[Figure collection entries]
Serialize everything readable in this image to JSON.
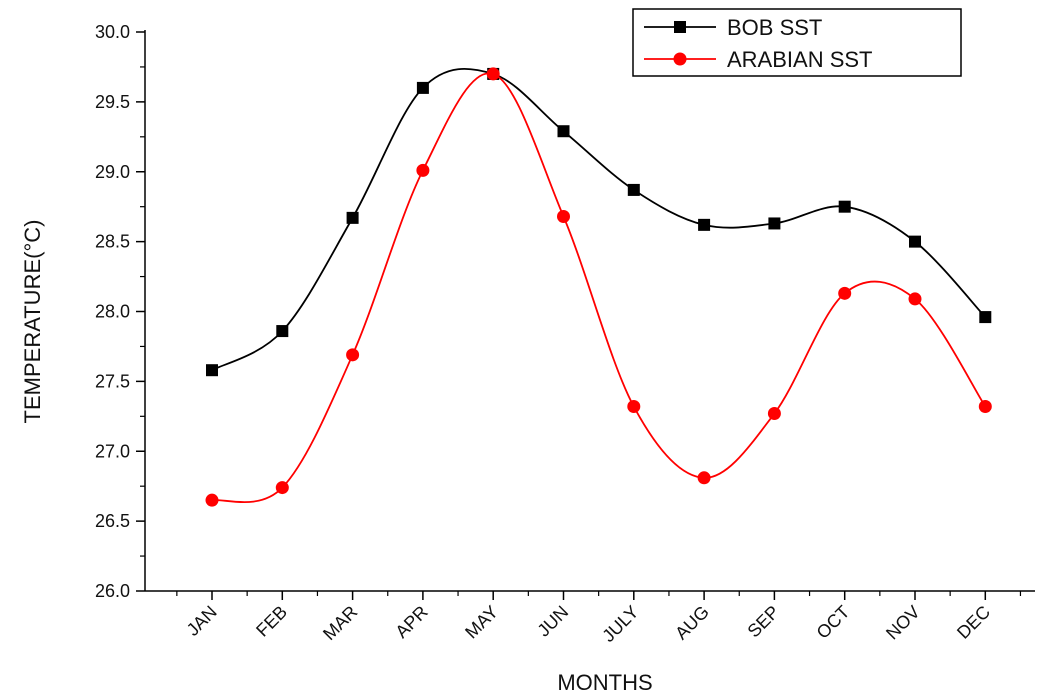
{
  "chart_data": {
    "type": "line",
    "title": "",
    "xlabel": "MONTHS",
    "ylabel": "TEMPERATURE(°C)",
    "ylim": [
      26.0,
      30.0
    ],
    "yticks": [
      "26.0",
      "26.5",
      "27.0",
      "27.5",
      "28.0",
      "28.5",
      "29.0",
      "29.5",
      "30.0"
    ],
    "categories": [
      "JAN",
      "FEB",
      "MAR",
      "APR",
      "MAY",
      "JUN",
      "JULY",
      "AUG",
      "SEP",
      "OCT",
      "NOV",
      "DEC"
    ],
    "series": [
      {
        "name": "BOB SST",
        "color": "#000000",
        "marker": "square",
        "values": [
          27.58,
          27.86,
          28.67,
          29.6,
          29.7,
          29.29,
          28.87,
          28.62,
          28.63,
          28.75,
          28.5,
          27.96
        ]
      },
      {
        "name": "ARABIAN SST",
        "color": "#ff0000",
        "marker": "circle",
        "values": [
          26.65,
          26.74,
          27.69,
          29.01,
          29.7,
          28.68,
          27.32,
          26.81,
          27.27,
          28.13,
          28.09,
          27.32
        ]
      }
    ],
    "legend_position": "top-right",
    "grid": false
  }
}
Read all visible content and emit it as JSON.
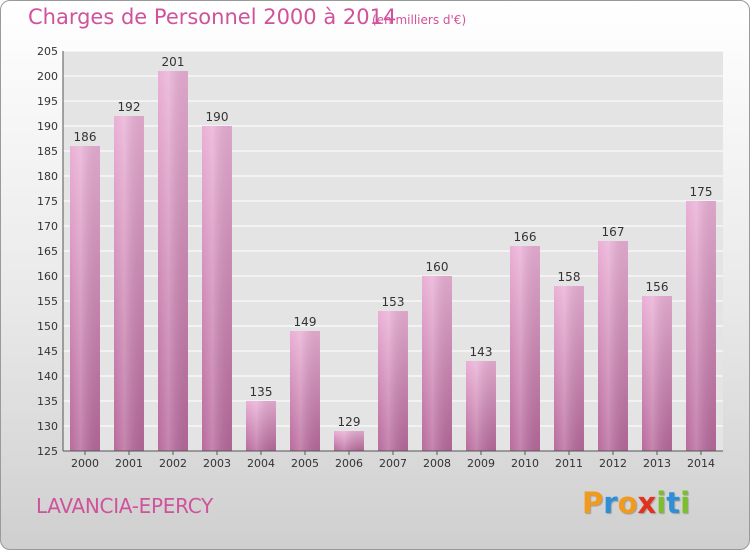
{
  "header": {
    "title": "Charges de Personnel 2000 à 2014",
    "unit": "(en milliers d'€)"
  },
  "footer": {
    "commune": "LAVANCIA-EPERCY",
    "logo": [
      "P",
      "r",
      "o",
      "x",
      "i",
      "t",
      "i"
    ]
  },
  "colors": {
    "accent": "#d0529c",
    "bar_top": "#eab0d6",
    "bar_bottom": "#b86a9c",
    "logo": [
      "#f29a1d",
      "#2f8fd6",
      "#f29a1d",
      "#e2311d",
      "#7bbf2b",
      "#2f8fd6",
      "#7bbf2b"
    ]
  },
  "chart_data": {
    "type": "bar",
    "categories": [
      "2000",
      "2001",
      "2002",
      "2003",
      "2004",
      "2005",
      "2006",
      "2007",
      "2008",
      "2009",
      "2010",
      "2011",
      "2012",
      "2013",
      "2014"
    ],
    "values": [
      186,
      192,
      201,
      190,
      135,
      149,
      129,
      153,
      160,
      143,
      166,
      158,
      167,
      156,
      175
    ],
    "data_labels": [
      "186",
      "192",
      "201",
      "190",
      "135",
      "149",
      "129",
      "153",
      "160",
      "143",
      "166",
      "158",
      "167",
      "156",
      "175"
    ],
    "title": "Charges de Personnel 2000 à 2014",
    "xlabel": "",
    "ylabel": "",
    "ylim": [
      125,
      205
    ],
    "yticks": [
      125,
      130,
      135,
      140,
      145,
      150,
      155,
      160,
      165,
      170,
      175,
      180,
      185,
      190,
      195,
      200,
      205
    ],
    "grid": true,
    "legend": "none"
  }
}
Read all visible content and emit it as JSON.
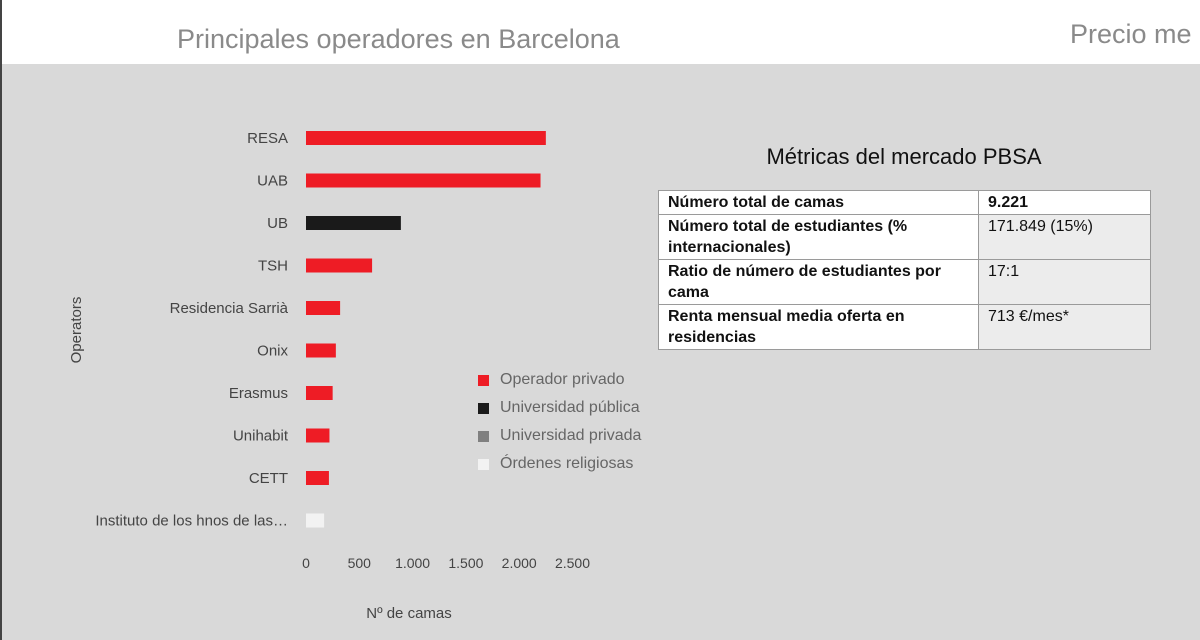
{
  "header": {
    "title": "Principales operadores en Barcelona",
    "right_title": "Precio me"
  },
  "legend": [
    {
      "label": "Operador privado",
      "color": "#ee1c25"
    },
    {
      "label": "Universidad pública",
      "color": "#1a1a1a"
    },
    {
      "label": "Universidad privada",
      "color": "#808080"
    },
    {
      "label": "Órdenes religiosas",
      "color": "#f2f2f2"
    }
  ],
  "chart_data": {
    "type": "bar",
    "orientation": "horizontal",
    "xlabel": "Nº de camas",
    "ylabel": "Operators",
    "xlim": [
      0,
      2500
    ],
    "xticks": [
      0,
      500,
      1000,
      1500,
      2000,
      2500
    ],
    "xtick_labels": [
      "0",
      "500",
      "1.000",
      "1.500",
      "2.000",
      "2.500"
    ],
    "grid": false,
    "legend_position": "bottom-right",
    "categories": [
      "RESA",
      "UAB",
      "UB",
      "TSH",
      "Residencia Sarrià",
      "Onix",
      "Erasmus",
      "Unihabit",
      "CETT",
      "Instituto de los hnos de las…"
    ],
    "values": [
      2250,
      2200,
      890,
      620,
      320,
      280,
      250,
      220,
      215,
      170
    ],
    "series_type": [
      "Operador privado",
      "Operador privado",
      "Universidad pública",
      "Operador privado",
      "Operador privado",
      "Operador privado",
      "Operador privado",
      "Operador privado",
      "Operador privado",
      "Órdenes religiosas"
    ]
  },
  "metrics": {
    "title": "Métricas del mercado PBSA",
    "rows": [
      {
        "label": "Número total de camas",
        "value": "9.221"
      },
      {
        "label": "Número total de estudiantes (% internacionales)",
        "value": "171.849 (15%)"
      },
      {
        "label": "Ratio de número de estudiantes por cama",
        "value": "17:1"
      },
      {
        "label": "Renta mensual media oferta en residencias",
        "value": "713 €/mes*"
      }
    ]
  }
}
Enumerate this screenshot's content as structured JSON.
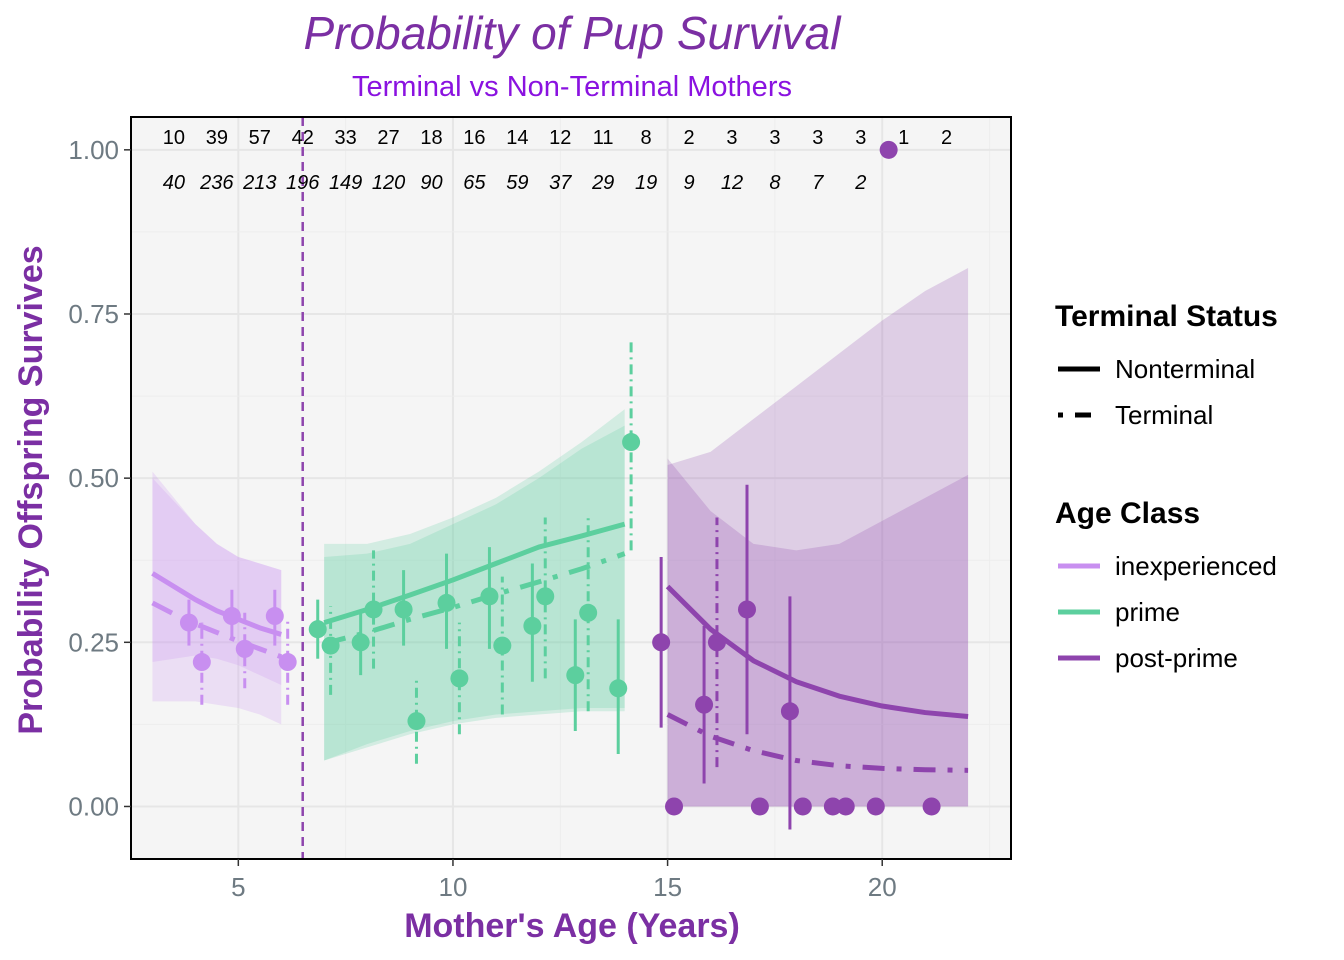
{
  "chart_data": {
    "type": "scatter",
    "title": "Probability of Pup Survival",
    "subtitle": "Terminal vs Non-Terminal Mothers",
    "xlabel": "Mother's Age (Years)",
    "ylabel": "Probability Offspring Survives",
    "xlim": [
      2.5,
      23.0
    ],
    "ylim": [
      -0.08,
      1.05
    ],
    "xticks": [
      5,
      10,
      15,
      20
    ],
    "xtick_labels": [
      "5",
      "10",
      "15",
      "20"
    ],
    "yticks": [
      0.0,
      0.25,
      0.5,
      0.75,
      1.0
    ],
    "ytick_labels": [
      "0.00",
      "0.25",
      "0.50",
      "0.75",
      "1.00"
    ],
    "grid": true,
    "vline": {
      "x": 6.5,
      "color": "#8e44ad",
      "style": "dashed"
    },
    "colors": {
      "inexperienced": "#c88ff0",
      "prime": "#5ccf9e",
      "post-prime": "#8e44ad"
    },
    "counts": {
      "x": [
        3.5,
        4.5,
        5.5,
        6.5,
        7.5,
        8.5,
        9.5,
        10.5,
        11.5,
        12.5,
        13.5,
        14.5,
        15.5,
        16.5,
        17.5,
        18.5,
        19.5,
        20.5,
        21.5
      ],
      "nonterminal": [
        "10",
        "39",
        "57",
        "42",
        "33",
        "27",
        "18",
        "16",
        "14",
        "12",
        "11",
        "8",
        "2",
        "3",
        "3",
        "3",
        "3",
        "1",
        "2"
      ],
      "terminal": [
        "40",
        "236",
        "213",
        "196",
        "149",
        "120",
        "90",
        "65",
        "59",
        "37",
        "29",
        "19",
        "9",
        "12",
        "8",
        "7",
        "2",
        "",
        ""
      ]
    },
    "series": [
      {
        "class": "inexperienced",
        "status": "Nonterminal",
        "points": [
          {
            "x": 3.85,
            "y": 0.28,
            "lo": 0.245,
            "hi": 0.315
          },
          {
            "x": 4.85,
            "y": 0.29,
            "lo": 0.255,
            "hi": 0.33
          },
          {
            "x": 5.85,
            "y": 0.29,
            "lo": 0.245,
            "hi": 0.33
          }
        ],
        "fit": {
          "x": [
            3,
            3.5,
            4,
            4.5,
            5,
            5.5,
            6
          ],
          "y": [
            0.355,
            0.335,
            0.315,
            0.298,
            0.285,
            0.272,
            0.262
          ]
        },
        "band": {
          "x": [
            3,
            3.5,
            4,
            4.5,
            5,
            5.5,
            6
          ],
          "lo": [
            0.22,
            0.225,
            0.23,
            0.225,
            0.215,
            0.2,
            0.185
          ],
          "hi": [
            0.5,
            0.465,
            0.43,
            0.4,
            0.38,
            0.37,
            0.36
          ]
        }
      },
      {
        "class": "inexperienced",
        "status": "Terminal",
        "points": [
          {
            "x": 4.15,
            "y": 0.22,
            "lo": 0.155,
            "hi": 0.28
          },
          {
            "x": 5.15,
            "y": 0.24,
            "lo": 0.18,
            "hi": 0.295
          },
          {
            "x": 6.15,
            "y": 0.22,
            "lo": 0.155,
            "hi": 0.285
          }
        ],
        "fit": {
          "x": [
            3,
            3.5,
            4,
            4.5,
            5,
            5.5,
            6
          ],
          "y": [
            0.31,
            0.293,
            0.278,
            0.265,
            0.252,
            0.24,
            0.228
          ]
        },
        "band": {
          "x": [
            3,
            3.5,
            4,
            4.5,
            5,
            5.5,
            6
          ],
          "lo": [
            0.16,
            0.16,
            0.16,
            0.155,
            0.15,
            0.14,
            0.125
          ],
          "hi": [
            0.51,
            0.47,
            0.43,
            0.4,
            0.38,
            0.37,
            0.36
          ]
        }
      },
      {
        "class": "prime",
        "status": "Nonterminal",
        "points": [
          {
            "x": 6.85,
            "y": 0.27,
            "lo": 0.225,
            "hi": 0.315
          },
          {
            "x": 7.85,
            "y": 0.25,
            "lo": 0.2,
            "hi": 0.3
          },
          {
            "x": 8.85,
            "y": 0.3,
            "lo": 0.245,
            "hi": 0.36
          },
          {
            "x": 9.85,
            "y": 0.31,
            "lo": 0.24,
            "hi": 0.385
          },
          {
            "x": 10.85,
            "y": 0.32,
            "lo": 0.24,
            "hi": 0.395
          },
          {
            "x": 11.85,
            "y": 0.275,
            "lo": 0.19,
            "hi": 0.37
          },
          {
            "x": 12.85,
            "y": 0.2,
            "lo": 0.115,
            "hi": 0.285
          },
          {
            "x": 13.85,
            "y": 0.18,
            "lo": 0.08,
            "hi": 0.285
          }
        ],
        "fit": {
          "x": [
            7,
            8,
            9,
            10,
            11,
            12,
            13,
            14
          ],
          "y": [
            0.28,
            0.3,
            0.322,
            0.345,
            0.37,
            0.395,
            0.412,
            0.43
          ]
        },
        "band": {
          "x": [
            7,
            8,
            9,
            10,
            11,
            12,
            13,
            14
          ],
          "lo": [
            0.07,
            0.095,
            0.115,
            0.13,
            0.14,
            0.145,
            0.15,
            0.15
          ],
          "hi": [
            0.38,
            0.385,
            0.4,
            0.43,
            0.46,
            0.5,
            0.545,
            0.58
          ]
        }
      },
      {
        "class": "prime",
        "status": "Terminal",
        "points": [
          {
            "x": 7.15,
            "y": 0.245,
            "lo": 0.17,
            "hi": 0.305
          },
          {
            "x": 8.15,
            "y": 0.3,
            "lo": 0.21,
            "hi": 0.39
          },
          {
            "x": 9.15,
            "y": 0.13,
            "lo": 0.065,
            "hi": 0.195
          },
          {
            "x": 10.15,
            "y": 0.195,
            "lo": 0.11,
            "hi": 0.28
          },
          {
            "x": 11.15,
            "y": 0.245,
            "lo": 0.14,
            "hi": 0.35
          },
          {
            "x": 12.15,
            "y": 0.32,
            "lo": 0.195,
            "hi": 0.44
          },
          {
            "x": 13.15,
            "y": 0.295,
            "lo": 0.145,
            "hi": 0.44
          },
          {
            "x": 14.15,
            "y": 0.555,
            "lo": 0.39,
            "hi": 0.71
          }
        ],
        "fit": {
          "x": [
            7,
            8,
            9,
            10,
            11,
            12,
            13,
            14
          ],
          "y": [
            0.248,
            0.265,
            0.285,
            0.303,
            0.323,
            0.342,
            0.362,
            0.385
          ]
        },
        "band": {
          "x": [
            7,
            8,
            9,
            10,
            11,
            12,
            13,
            14
          ],
          "lo": [
            0.07,
            0.09,
            0.11,
            0.125,
            0.135,
            0.14,
            0.145,
            0.145
          ],
          "hi": [
            0.4,
            0.4,
            0.415,
            0.44,
            0.47,
            0.51,
            0.555,
            0.605
          ]
        }
      },
      {
        "class": "post-prime",
        "status": "Nonterminal",
        "points": [
          {
            "x": 14.85,
            "y": 0.25,
            "lo": 0.12,
            "hi": 0.38
          },
          {
            "x": 15.85,
            "y": 0.155,
            "lo": 0.035,
            "hi": 0.275
          },
          {
            "x": 16.85,
            "y": 0.3,
            "lo": 0.11,
            "hi": 0.49
          },
          {
            "x": 17.85,
            "y": 0.145,
            "lo": -0.035,
            "hi": 0.32
          },
          {
            "x": 15.15,
            "y": 0.0
          },
          {
            "x": 17.15,
            "y": 0.0
          },
          {
            "x": 18.15,
            "y": 0.0
          },
          {
            "x": 18.85,
            "y": 0.0
          },
          {
            "x": 19.85,
            "y": 0.0
          },
          {
            "x": 21.15,
            "y": 0.0
          },
          {
            "x": 20.15,
            "y": 1.0
          }
        ],
        "fit": {
          "x": [
            15,
            16,
            17,
            18,
            19,
            20,
            21,
            22
          ],
          "y": [
            0.335,
            0.27,
            0.222,
            0.19,
            0.168,
            0.153,
            0.143,
            0.137
          ]
        },
        "band": {
          "x": [
            15,
            16,
            17,
            18,
            19,
            20,
            21,
            22
          ],
          "lo": [
            0.0,
            0.0,
            0.0,
            0.0,
            0.0,
            0.0,
            0.0,
            0.0
          ],
          "hi": [
            0.52,
            0.54,
            0.59,
            0.64,
            0.69,
            0.74,
            0.785,
            0.82
          ]
        }
      },
      {
        "class": "post-prime",
        "status": "Terminal",
        "points": [
          {
            "x": 16.15,
            "y": 0.25,
            "lo": 0.06,
            "hi": 0.44
          },
          {
            "x": 19.15,
            "y": 0.0
          }
        ],
        "fit": {
          "x": [
            15,
            16,
            17,
            18,
            19,
            20,
            21,
            22
          ],
          "y": [
            0.14,
            0.107,
            0.085,
            0.07,
            0.062,
            0.058,
            0.056,
            0.055
          ]
        },
        "band": {
          "x": [
            15,
            16,
            17,
            18,
            19,
            20,
            21,
            22
          ],
          "lo": [
            0.0,
            0.0,
            0.0,
            0.0,
            0.0,
            0.0,
            0.0,
            0.0
          ],
          "hi": [
            0.53,
            0.45,
            0.4,
            0.39,
            0.4,
            0.435,
            0.47,
            0.505
          ]
        }
      }
    ],
    "legend": {
      "placement": "right",
      "status_title": "Terminal Status",
      "status_items": [
        "Nonterminal",
        "Terminal"
      ],
      "class_title": "Age Class",
      "class_items": [
        "inexperienced",
        "prime",
        "post-prime"
      ]
    }
  }
}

▶ [Your goal]: Say how many lines of the data include the string "post". Nothing other than the number should be given.

▶ [Final result]: 4